** Begin **
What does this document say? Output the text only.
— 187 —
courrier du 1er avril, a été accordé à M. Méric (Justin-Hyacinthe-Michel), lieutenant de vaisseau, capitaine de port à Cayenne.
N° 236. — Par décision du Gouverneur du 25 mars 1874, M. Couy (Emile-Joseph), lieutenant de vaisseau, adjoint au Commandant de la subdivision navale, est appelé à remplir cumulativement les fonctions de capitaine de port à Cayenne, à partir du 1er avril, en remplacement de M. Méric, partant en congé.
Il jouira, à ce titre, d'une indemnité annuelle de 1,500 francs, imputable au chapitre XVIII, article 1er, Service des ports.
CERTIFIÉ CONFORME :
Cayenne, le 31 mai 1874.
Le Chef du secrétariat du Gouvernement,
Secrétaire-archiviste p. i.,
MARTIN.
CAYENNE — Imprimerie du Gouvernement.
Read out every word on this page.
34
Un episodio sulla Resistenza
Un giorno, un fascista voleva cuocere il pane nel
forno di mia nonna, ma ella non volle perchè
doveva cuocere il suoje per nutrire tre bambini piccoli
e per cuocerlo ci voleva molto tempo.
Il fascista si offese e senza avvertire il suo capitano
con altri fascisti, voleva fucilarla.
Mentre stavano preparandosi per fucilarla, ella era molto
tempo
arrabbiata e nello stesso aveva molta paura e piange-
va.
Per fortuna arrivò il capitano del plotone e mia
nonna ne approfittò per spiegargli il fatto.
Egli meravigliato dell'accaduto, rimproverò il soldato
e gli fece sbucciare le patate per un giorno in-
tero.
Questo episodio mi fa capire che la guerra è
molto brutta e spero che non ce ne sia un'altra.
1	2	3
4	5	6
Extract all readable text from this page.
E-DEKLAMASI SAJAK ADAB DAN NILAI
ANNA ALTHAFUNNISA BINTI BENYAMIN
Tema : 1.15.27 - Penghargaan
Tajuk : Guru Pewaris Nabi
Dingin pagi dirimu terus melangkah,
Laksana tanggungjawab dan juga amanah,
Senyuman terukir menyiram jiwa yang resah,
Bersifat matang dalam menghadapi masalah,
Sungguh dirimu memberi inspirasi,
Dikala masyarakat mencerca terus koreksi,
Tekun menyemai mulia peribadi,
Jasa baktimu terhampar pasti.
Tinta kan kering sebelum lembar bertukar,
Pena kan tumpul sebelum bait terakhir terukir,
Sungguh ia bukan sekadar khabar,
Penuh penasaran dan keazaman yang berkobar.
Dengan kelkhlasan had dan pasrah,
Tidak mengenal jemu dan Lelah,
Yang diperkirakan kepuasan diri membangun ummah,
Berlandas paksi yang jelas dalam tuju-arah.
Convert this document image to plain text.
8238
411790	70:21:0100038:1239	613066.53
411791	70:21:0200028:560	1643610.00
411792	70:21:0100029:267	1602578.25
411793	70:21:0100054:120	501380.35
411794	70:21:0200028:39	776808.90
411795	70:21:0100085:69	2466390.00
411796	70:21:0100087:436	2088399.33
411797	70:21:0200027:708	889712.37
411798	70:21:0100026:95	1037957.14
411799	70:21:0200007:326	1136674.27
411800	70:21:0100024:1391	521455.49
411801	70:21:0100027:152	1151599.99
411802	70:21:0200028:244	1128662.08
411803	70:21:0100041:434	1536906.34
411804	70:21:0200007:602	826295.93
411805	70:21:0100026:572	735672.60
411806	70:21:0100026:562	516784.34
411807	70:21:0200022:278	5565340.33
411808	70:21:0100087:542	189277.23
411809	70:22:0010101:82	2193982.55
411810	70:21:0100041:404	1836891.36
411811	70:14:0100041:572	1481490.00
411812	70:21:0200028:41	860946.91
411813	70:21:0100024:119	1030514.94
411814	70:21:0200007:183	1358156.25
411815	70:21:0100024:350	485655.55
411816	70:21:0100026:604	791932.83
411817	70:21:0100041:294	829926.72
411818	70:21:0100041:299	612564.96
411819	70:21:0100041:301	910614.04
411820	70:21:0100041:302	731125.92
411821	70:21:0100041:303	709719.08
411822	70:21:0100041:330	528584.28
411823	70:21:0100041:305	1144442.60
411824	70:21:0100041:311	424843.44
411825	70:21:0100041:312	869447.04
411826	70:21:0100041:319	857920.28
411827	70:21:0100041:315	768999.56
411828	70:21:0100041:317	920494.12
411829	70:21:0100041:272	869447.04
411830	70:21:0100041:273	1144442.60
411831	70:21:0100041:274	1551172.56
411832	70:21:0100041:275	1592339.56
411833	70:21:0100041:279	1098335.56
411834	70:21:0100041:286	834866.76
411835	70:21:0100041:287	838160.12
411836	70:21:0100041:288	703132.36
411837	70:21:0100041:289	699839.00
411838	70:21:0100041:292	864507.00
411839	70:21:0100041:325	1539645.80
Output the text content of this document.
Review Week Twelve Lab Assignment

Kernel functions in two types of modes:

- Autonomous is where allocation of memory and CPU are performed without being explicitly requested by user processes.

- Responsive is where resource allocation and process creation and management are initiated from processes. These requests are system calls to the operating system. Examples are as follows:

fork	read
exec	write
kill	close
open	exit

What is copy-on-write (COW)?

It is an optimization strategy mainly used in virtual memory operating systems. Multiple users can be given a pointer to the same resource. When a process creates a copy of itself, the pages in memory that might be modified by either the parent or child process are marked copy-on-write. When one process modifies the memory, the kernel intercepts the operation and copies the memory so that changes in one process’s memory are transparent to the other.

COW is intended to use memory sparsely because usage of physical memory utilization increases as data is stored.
** End **
● What to produce
Give the number of lines in the records that contain the string "this", and nothing besides.

● Complete response
5